Dataset records:
§ §

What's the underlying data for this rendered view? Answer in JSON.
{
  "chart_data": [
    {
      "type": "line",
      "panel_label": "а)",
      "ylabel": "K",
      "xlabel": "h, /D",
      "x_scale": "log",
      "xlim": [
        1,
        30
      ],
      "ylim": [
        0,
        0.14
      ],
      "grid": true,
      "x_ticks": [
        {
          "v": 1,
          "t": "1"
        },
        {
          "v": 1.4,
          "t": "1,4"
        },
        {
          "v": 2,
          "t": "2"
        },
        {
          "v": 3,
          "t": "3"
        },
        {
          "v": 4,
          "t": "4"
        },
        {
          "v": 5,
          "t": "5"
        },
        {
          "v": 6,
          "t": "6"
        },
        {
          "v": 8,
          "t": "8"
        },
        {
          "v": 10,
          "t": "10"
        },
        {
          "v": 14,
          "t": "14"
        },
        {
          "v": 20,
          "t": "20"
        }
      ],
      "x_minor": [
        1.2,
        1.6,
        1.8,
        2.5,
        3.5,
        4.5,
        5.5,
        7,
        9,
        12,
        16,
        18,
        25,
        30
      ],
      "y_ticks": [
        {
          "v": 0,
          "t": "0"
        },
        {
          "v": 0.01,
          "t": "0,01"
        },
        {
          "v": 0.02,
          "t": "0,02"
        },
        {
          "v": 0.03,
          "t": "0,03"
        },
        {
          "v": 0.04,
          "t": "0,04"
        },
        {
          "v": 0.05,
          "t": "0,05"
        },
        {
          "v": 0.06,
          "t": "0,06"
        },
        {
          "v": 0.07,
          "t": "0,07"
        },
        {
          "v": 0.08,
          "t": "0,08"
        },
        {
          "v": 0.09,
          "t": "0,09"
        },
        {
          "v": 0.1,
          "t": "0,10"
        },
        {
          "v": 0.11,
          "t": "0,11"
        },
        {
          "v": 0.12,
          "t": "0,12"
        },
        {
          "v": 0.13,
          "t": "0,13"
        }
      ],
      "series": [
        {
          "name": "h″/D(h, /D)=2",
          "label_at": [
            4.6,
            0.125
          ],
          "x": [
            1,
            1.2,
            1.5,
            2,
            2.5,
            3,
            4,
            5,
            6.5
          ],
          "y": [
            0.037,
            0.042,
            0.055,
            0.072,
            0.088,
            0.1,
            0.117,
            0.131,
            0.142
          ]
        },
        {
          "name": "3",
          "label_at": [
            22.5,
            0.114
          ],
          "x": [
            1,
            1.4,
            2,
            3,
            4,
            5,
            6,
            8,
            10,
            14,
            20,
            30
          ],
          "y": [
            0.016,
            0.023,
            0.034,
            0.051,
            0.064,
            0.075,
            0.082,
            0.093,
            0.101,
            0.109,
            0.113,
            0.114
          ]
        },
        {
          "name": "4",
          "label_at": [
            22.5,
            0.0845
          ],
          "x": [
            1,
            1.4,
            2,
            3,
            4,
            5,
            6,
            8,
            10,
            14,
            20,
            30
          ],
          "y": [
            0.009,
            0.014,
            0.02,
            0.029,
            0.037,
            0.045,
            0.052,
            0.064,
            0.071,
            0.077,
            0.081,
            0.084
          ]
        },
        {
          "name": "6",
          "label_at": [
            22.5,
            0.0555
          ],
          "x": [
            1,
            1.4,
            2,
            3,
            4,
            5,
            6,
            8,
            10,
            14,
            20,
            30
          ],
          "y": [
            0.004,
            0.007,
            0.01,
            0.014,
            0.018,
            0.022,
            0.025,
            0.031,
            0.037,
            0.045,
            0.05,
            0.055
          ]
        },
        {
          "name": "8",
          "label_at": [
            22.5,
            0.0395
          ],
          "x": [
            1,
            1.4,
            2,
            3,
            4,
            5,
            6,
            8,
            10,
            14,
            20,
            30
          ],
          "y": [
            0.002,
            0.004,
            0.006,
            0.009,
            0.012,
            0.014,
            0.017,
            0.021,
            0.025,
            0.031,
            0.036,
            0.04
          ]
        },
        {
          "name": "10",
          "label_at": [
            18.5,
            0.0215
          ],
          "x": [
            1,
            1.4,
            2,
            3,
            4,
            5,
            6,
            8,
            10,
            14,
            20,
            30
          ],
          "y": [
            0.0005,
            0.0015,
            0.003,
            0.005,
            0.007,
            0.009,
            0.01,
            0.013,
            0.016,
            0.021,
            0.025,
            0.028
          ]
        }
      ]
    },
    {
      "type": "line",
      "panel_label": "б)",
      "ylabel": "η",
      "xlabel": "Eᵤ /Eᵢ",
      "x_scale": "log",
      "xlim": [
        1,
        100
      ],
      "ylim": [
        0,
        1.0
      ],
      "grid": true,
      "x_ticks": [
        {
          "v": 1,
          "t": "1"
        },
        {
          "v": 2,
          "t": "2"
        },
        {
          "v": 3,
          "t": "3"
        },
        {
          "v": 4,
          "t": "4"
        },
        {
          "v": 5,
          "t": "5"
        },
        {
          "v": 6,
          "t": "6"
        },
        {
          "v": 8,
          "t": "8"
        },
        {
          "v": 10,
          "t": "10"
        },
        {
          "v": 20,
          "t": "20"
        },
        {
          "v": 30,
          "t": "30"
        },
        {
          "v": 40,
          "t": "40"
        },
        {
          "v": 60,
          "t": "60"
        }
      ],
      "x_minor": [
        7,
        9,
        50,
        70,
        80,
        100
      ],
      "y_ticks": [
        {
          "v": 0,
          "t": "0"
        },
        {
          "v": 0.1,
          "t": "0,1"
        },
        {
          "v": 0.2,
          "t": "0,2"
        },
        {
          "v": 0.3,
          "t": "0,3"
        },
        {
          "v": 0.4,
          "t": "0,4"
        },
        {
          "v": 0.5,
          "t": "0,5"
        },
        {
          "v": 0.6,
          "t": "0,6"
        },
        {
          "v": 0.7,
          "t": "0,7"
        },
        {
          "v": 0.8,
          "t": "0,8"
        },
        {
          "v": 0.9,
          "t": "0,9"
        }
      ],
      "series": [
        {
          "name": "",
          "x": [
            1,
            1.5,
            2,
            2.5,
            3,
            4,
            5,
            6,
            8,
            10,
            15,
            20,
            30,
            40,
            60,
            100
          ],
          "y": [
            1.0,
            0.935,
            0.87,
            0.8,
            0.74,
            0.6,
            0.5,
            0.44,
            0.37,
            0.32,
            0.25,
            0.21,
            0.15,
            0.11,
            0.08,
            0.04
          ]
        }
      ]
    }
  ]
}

§ §

→ **Problem requirements**
From the records above, extract each line exactly as shown.

→ **Exercise result**
What's the underlying data for this rendered view? Answer in JSON.
{
  "chart_data": [
    {
      "type": "line",
      "panel_label": "а)",
      "ylabel": "K",
      "xlabel": "h, /D",
      "x_scale": "log",
      "xlim": [
        1,
        30
      ],
      "ylim": [
        0,
        0.14
      ],
      "grid": true,
      "x_ticks": [
        {
          "v": 1,
          "t": "1"
        },
        {
          "v": 1.4,
          "t": "1,4"
        },
        {
          "v": 2,
          "t": "2"
        },
        {
          "v": 3,
          "t": "3"
        },
        {
          "v": 4,
          "t": "4"
        },
        {
          "v": 5,
          "t": "5"
        },
        {
          "v": 6,
          "t": "6"
        },
        {
          "v": 8,
          "t": "8"
        },
        {
          "v": 10,
          "t": "10"
        },
        {
          "v": 14,
          "t": "14"
        },
        {
          "v": 20,
          "t": "20"
        }
      ],
      "x_minor": [
        1.2,
        1.6,
        1.8,
        2.5,
        3.5,
        4.5,
        5.5,
        7,
        9,
        12,
        16,
        18,
        25,
        30
      ],
      "y_ticks": [
        {
          "v": 0,
          "t": "0"
        },
        {
          "v": 0.01,
          "t": "0,01"
        },
        {
          "v": 0.02,
          "t": "0,02"
        },
        {
          "v": 0.03,
          "t": "0,03"
        },
        {
          "v": 0.04,
          "t": "0,04"
        },
        {
          "v": 0.05,
          "t": "0,05"
        },
        {
          "v": 0.06,
          "t": "0,06"
        },
        {
          "v": 0.07,
          "t": "0,07"
        },
        {
          "v": 0.08,
          "t": "0,08"
        },
        {
          "v": 0.09,
          "t": "0,09"
        },
        {
          "v": 0.1,
          "t": "0,10"
        },
        {
          "v": 0.11,
          "t": "0,11"
        },
        {
          "v": 0.12,
          "t": "0,12"
        },
        {
          "v": 0.13,
          "t": "0,13"
        }
      ],
      "series": [
        {
          "name": "h″/D(h, /D)=2",
          "label_at": [
            4.6,
            0.125
          ],
          "x": [
            1,
            1.2,
            1.5,
            2,
            2.5,
            3,
            4,
            5,
            6.5
          ],
          "y": [
            0.037,
            0.042,
            0.055,
            0.072,
            0.088,
            0.1,
            0.117,
            0.131,
            0.142
          ]
        },
        {
          "name": "3",
          "label_at": [
            22.5,
            0.114
          ],
          "x": [
            1,
            1.4,
            2,
            3,
            4,
            5,
            6,
            8,
            10,
            14,
            20,
            30
          ],
          "y": [
            0.016,
            0.023,
            0.034,
            0.051,
            0.064,
            0.075,
            0.082,
            0.093,
            0.101,
            0.109,
            0.113,
            0.114
          ]
        },
        {
          "name": "4",
          "label_at": [
            22.5,
            0.0845
          ],
          "x": [
            1,
            1.4,
            2,
            3,
            4,
            5,
            6,
            8,
            10,
            14,
            20,
            30
          ],
          "y": [
            0.009,
            0.014,
            0.02,
            0.029,
            0.037,
            0.045,
            0.052,
            0.064,
            0.071,
            0.077,
            0.081,
            0.084
          ]
        },
        {
          "name": "6",
          "label_at": [
            22.5,
            0.0555
          ],
          "x": [
            1,
            1.4,
            2,
            3,
            4,
            5,
            6,
            8,
            10,
            14,
            20,
            30
          ],
          "y": [
            0.004,
            0.007,
            0.01,
            0.014,
            0.018,
            0.022,
            0.025,
            0.031,
            0.037,
            0.045,
            0.05,
            0.055
          ]
        },
        {
          "name": "8",
          "label_at": [
            22.5,
            0.0395
          ],
          "x": [
            1,
            1.4,
            2,
            3,
            4,
            5,
            6,
            8,
            10,
            14,
            20,
            30
          ],
          "y": [
            0.002,
            0.004,
            0.006,
            0.009,
            0.012,
            0.014,
            0.017,
            0.021,
            0.025,
            0.031,
            0.036,
            0.04
          ]
        },
        {
          "name": "10",
          "label_at": [
            18.5,
            0.0215
          ],
          "x": [
            1,
            1.4,
            2,
            3,
            4,
            5,
            6,
            8,
            10,
            14,
            20,
            30
          ],
          "y": [
            0.0005,
            0.0015,
            0.003,
            0.005,
            0.007,
            0.009,
            0.01,
            0.013,
            0.016,
            0.021,
            0.025,
            0.028
          ]
        }
      ]
    },
    {
      "type": "line",
      "panel_label": "б)",
      "ylabel": "η",
      "xlabel": "Eᵤ /Eᵢ",
      "x_scale": "log",
      "xlim": [
        1,
        100
      ],
      "ylim": [
        0,
        1.0
      ],
      "grid": true,
      "x_ticks": [
        {
          "v": 1,
          "t": "1"
        },
        {
          "v": 2,
          "t": "2"
        },
        {
          "v": 3,
          "t": "3"
        },
        {
          "v": 4,
          "t": "4"
        },
        {
          "v": 5,
          "t": "5"
        },
        {
          "v": 6,
          "t": "6"
        },
        {
          "v": 8,
          "t": "8"
        },
        {
          "v": 10,
          "t": "10"
        },
        {
          "v": 20,
          "t": "20"
        },
        {
          "v": 30,
          "t": "30"
        },
        {
          "v": 40,
          "t": "40"
        },
        {
          "v": 60,
          "t": "60"
        }
      ],
      "x_minor": [
        7,
        9,
        50,
        70,
        80,
        100
      ],
      "y_ticks": [
        {
          "v": 0,
          "t": "0"
        },
        {
          "v": 0.1,
          "t": "0,1"
        },
        {
          "v": 0.2,
          "t": "0,2"
        },
        {
          "v": 0.3,
          "t": "0,3"
        },
        {
          "v": 0.4,
          "t": "0,4"
        },
        {
          "v": 0.5,
          "t": "0,5"
        },
        {
          "v": 0.6,
          "t": "0,6"
        },
        {
          "v": 0.7,
          "t": "0,7"
        },
        {
          "v": 0.8,
          "t": "0,8"
        },
        {
          "v": 0.9,
          "t": "0,9"
        }
      ],
      "series": [
        {
          "name": "",
          "x": [
            1,
            1.5,
            2,
            2.5,
            3,
            4,
            5,
            6,
            8,
            10,
            15,
            20,
            30,
            40,
            60,
            100
          ],
          "y": [
            1.0,
            0.935,
            0.87,
            0.8,
            0.74,
            0.6,
            0.5,
            0.44,
            0.37,
            0.32,
            0.25,
            0.21,
            0.15,
            0.11,
            0.08,
            0.04
          ]
        }
      ]
    }
  ]
}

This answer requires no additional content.